[Dataset content start]

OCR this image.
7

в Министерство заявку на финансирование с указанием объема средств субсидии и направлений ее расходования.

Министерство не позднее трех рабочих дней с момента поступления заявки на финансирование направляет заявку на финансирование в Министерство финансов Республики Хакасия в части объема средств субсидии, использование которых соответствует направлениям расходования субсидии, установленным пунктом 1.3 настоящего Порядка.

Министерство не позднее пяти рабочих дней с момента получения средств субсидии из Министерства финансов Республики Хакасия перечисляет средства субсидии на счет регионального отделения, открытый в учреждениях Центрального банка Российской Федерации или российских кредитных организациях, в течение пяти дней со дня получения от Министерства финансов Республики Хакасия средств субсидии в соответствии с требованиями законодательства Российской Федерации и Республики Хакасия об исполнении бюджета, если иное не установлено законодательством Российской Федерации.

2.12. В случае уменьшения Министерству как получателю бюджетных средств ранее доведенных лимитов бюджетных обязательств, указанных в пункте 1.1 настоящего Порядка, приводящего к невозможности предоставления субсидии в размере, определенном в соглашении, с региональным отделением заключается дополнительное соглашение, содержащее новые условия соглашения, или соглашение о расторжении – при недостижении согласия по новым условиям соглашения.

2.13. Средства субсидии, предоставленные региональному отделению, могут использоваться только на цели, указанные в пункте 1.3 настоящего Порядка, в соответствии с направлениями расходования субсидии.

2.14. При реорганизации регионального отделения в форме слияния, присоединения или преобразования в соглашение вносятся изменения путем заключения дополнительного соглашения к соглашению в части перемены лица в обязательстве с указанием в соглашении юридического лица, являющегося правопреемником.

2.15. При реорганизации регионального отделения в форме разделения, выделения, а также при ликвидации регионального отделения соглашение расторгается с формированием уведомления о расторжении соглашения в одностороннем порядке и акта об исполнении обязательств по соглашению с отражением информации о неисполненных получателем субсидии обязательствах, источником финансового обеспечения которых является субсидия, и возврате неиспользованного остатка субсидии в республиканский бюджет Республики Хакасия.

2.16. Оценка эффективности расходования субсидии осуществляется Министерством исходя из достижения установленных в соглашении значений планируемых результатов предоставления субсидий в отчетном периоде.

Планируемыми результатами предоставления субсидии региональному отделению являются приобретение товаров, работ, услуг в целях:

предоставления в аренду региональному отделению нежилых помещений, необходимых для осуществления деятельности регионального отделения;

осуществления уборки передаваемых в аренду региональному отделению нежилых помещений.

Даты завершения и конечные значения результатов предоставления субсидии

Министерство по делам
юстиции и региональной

[Dataset content end]

## Exercise goal
Write out every line of the listing that holds the word "Порядка".

## In response
Министерство не позднее трех рабочих дней с момента поступления заявки на финансирование направляет заявку на финансирование в Министерство финансов Республики Хакасия в части объема средств субсидии, использование которых соответствует направлениям расходования субсидии, установленным пунктом 1.3 настоящего Порядка.
2.12. В случае уменьшения Министерству как получателю бюджетных средств ранее доведенных лимитов бюджетных обязательств, указанных в пункте 1.1 настоящего Порядка, приводящего к невозможности предоставления субсидии в размере, определенном в соглашении, с региональным отделением заключается дополнительное соглашение, содержащее новые условия соглашения, или соглашение о расторжении – при недостижении согласия по новым условиям соглашения.
2.13. Средства субсидии, предоставленные региональному отделению, могут использоваться только на цели, указанные в пункте 1.3 настоящего Порядка, в соответствии с направлениями расходования субсидии.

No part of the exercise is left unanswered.